Excerto da página:
>>>
Em criança, Ensa nunca imaginou que um dia se tornaria pintora. No ensino básico, vivia num colégio em Baguia e, mais tarde, do 3.º ciclo ao ensino superior, passou a viver com o seu tio em Díli.
Dois anos depois, Ensa regressou à Arte Moris e decidiu dedicar-se em pleno à pintura. Passou a viver no edifício da instituição e tornou-se assistente dos formadores. No início, o processo artístico baseava-se em reproduções de desenhos com lápis e papel, explorando a mistura de cores até começar a pintar com tintas em tela. “No começo, não sabia para onde ia ou o que o futuro me reservava, mas depois de entender o que queria criar, apaixonei-me pela arte visual”, recorda.
No início da sua entrada no mundo das Belas Artes, Ensa sentiu medo e confusão, sobretudo por ser mulher, uma vez que chegou a ouvir comentários que a fizeram duvidar de si mesma. “Não estudas e vais viver da arte, achas isso correto?”, ouviu. No entanto, com o tempo, encontrou serenidade e adaptou-se à nova realidade. “Eu disse a mim mesma: Posso fazer alguma coisa”, recorda.
Como membro da Arte Moris, Ensa beneficia de uma parte do dinheiro obtido pelas vendas das suas obras produzidas no âmbito do trabalho na instituição. As receitas são divididas entre a artista e a escola. Além disso, participa em projetos de pintura de murais e em contratos para gerir galerias ou exposições, recebendo uma compensação financeira que utiliza para o seu sustento e para a compra de materiais de pintura.
A maioria das suas pinturas tem como tema as mulheres, as suas emoções e experiências. Contudo, Ensa não se limita a retratar realidades pessoais. Para ela, o objetivo é sempre transmitir uma mensagem de motivação. “Pintar não é apenas replicar o que os olhos veem no dia a dia, porque para isso já temos as câmaras fotográficas. Pintar é tornar o pensamento visível”, afirma.
<<<
Excerto dos dados:
>>>
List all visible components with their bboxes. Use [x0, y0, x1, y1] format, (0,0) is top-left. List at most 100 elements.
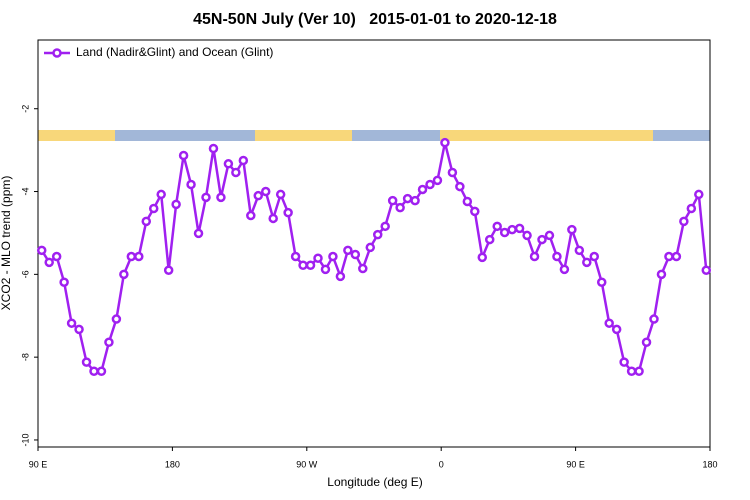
<<<
Exercício:
Prossiga o texto sobre a pintora Ensa a partir da última frase apresentada.

Resposta do exercício:
As suas principais fontes de inspiração são a leitura e a observação social, que alimentam as suas ideias e pensamentos criativos. A Arte Moris desempenha um papel crucial na sua formação artística, contribuindo para o desenvolvimento das suas ideias e estilos. As referências e o contacto com outros artistas na escola têm um impacto significativo na forma como Ensa cria e concebe as suas obras.
Outra obra marcante é “Hamriik Ba Nia Mehi” (Ergue-se pelo seu sonho), que mostra uma mulher de costas a apontar para uma estrela no céu. Inicialmente, a artista não queria vender esta tela, mas acabou por ceder quando um visitante se identificou com a mensagem da pintura. “Não pinto apenas mulheres. O universo é outra fonte de inspiração, porque simboliza a união de tudo e mostra que nunca estamos sozinhos.”
Gina Araújo, a pessoa que adquiriu a pintura “Hamriik Ba Nia Mehi”, sentiu-se atraída pelo tema e pelo facto de se tratar de uma obra sobre uma mulher, pintada por outra mulher. “Comprei a pintura porque me identifiquei muito com a figura feminina retratada. Ela seguiu o seu sonho, mesmo sozinha. Não desistiu perante as dificuldades e continuou a avançar”, afirmou.
O contraste evidente entre as cores claras e escuras foi outro elemento que captou a atenção de Gina. Para ela, essa oposição simboliza a própria vida, onde há momentos de escuridão, repletos de desafios, e momentos de clareza, em que os objetivos são alcançados.
Gina Araújo elogiou o estilo de pintura e acredita que todas as mulheres que estão a lutar pelos seus sonhos se podem identificar com a obra. Todos os dias, olha para a pintura como um lembrete de que não se deve desistir, independentemente dos obstáculos no caminho.
Entre as criações mais simbólicas de Ensa está “Some Roads You Have to Take Alone” (Certos caminhos tens de percorrer sozinha), que representa uma mulher a caminhar por uma estrada colorida, sem a presença de qualquer outro elemento na tela. Esta obra convoca as mulheres a confiarem em si mesmas e a trilharem os seus próprios caminhos, mesmo que não recebam apoio dos que as rodeiam.
“Há muitas mulheres que não avançam porque ouvem mais os outros do que o seu próprio coração”, reflete. A imagem da mulher de costas, virada para a frente, é recorrente na sua obra e simboliza o ato de seguir em frente, sem olhar para o passado.
Ensa já produziu mais de 20 obras, das quais cinco foram vendidas. Segundo a pintora, o preço de uma obra está mais relacionado com a complexidade e originalidade da ideia do que com o tempo de execução. “O conceito é caro, mas muitas vezes as pessoas não entendem isso e acham que é uma coisa medíocre”, desabafa.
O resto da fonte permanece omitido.